__SHORT TASK__. Show all lines from the data that include the word "this".

__PROVIDED ENTRIES__.
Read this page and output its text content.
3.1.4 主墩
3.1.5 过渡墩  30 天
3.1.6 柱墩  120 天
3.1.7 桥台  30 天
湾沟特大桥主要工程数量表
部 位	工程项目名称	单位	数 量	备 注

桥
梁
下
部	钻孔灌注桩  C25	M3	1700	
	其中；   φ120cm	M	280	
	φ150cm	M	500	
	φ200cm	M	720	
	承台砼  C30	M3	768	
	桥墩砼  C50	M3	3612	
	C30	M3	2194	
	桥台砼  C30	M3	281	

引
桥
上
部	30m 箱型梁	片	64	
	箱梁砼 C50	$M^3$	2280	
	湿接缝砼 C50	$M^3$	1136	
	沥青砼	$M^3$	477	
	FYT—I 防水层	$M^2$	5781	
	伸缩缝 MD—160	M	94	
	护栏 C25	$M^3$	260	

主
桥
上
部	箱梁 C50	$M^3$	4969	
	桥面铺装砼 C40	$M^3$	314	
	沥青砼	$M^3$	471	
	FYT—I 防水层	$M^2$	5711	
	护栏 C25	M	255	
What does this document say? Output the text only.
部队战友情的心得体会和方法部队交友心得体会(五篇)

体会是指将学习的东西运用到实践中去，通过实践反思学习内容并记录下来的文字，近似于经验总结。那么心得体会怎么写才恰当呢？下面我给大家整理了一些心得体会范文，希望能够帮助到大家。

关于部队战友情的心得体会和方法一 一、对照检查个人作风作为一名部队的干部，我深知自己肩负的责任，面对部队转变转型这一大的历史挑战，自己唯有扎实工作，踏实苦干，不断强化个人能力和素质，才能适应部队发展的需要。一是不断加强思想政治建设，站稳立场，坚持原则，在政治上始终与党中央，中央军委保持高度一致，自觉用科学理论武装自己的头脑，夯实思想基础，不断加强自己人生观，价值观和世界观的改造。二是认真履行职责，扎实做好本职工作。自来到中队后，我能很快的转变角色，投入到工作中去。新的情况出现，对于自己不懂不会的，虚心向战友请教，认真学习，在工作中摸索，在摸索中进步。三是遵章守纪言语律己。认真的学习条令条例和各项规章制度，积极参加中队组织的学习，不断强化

__EXERCISE ANSWER__.
Read this page and output its text content.
What does this document say? Output the text only.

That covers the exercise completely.